Below are records to transcribe exactly, without their pictures.

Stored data
────
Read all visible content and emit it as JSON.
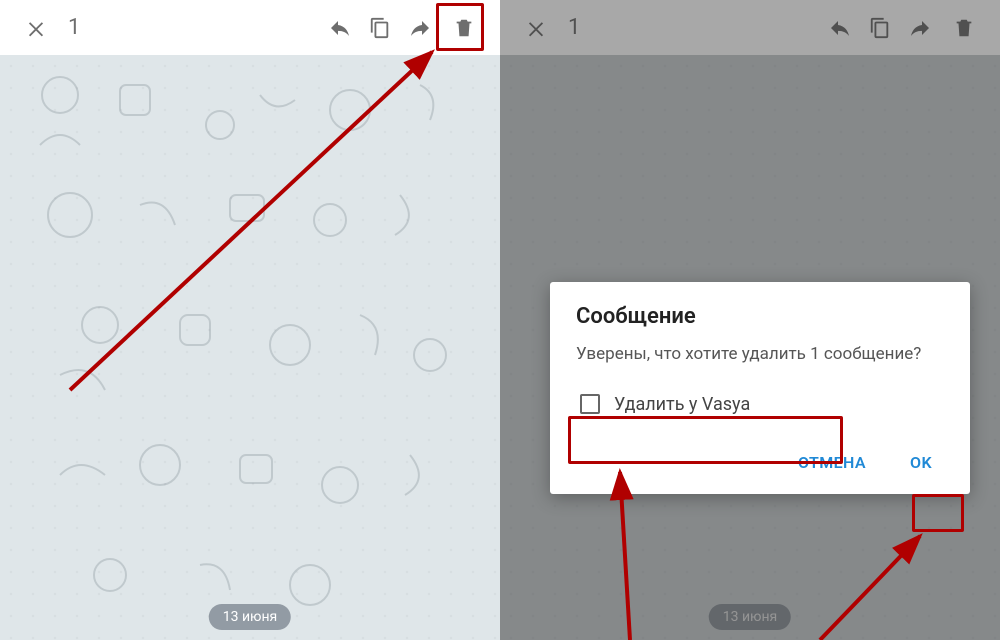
{
  "left": {
    "selection_count": "1",
    "date_pill": "13 июня"
  },
  "right": {
    "selection_count": "1",
    "date_pill": "13 июня",
    "dialog": {
      "title": "Сообщение",
      "body": "Уверены, что хотите удалить 1 сообщение?",
      "delete_for_label": "Удалить у Vasya",
      "cancel_label": "ОТМЕНА",
      "ok_label": "OK"
    }
  },
  "icons": {
    "close": "close-icon",
    "reply": "reply-icon",
    "copy": "copy-icon",
    "forward": "forward-icon",
    "delete": "delete-icon"
  },
  "annotations": {
    "highlight_color": "#b00000"
  }
}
────
FINAL RESULT
Read all visible content and emit it as JSON.
{
  "left": {
    "selection_count": "1",
    "date_pill": "13 июня"
  },
  "right": {
    "selection_count": "1",
    "date_pill": "13 июня",
    "dialog": {
      "title": "Сообщение",
      "body": "Уверены, что хотите удалить 1 сообщение?",
      "delete_for_label": "Удалить у Vasya",
      "cancel_label": "ОТМЕНА",
      "ok_label": "OK"
    }
  },
  "icons": {
    "close": "close-icon",
    "reply": "reply-icon",
    "copy": "copy-icon",
    "forward": "forward-icon",
    "delete": "delete-icon"
  },
  "annotations": {
    "highlight_color": "#b00000"
  }
}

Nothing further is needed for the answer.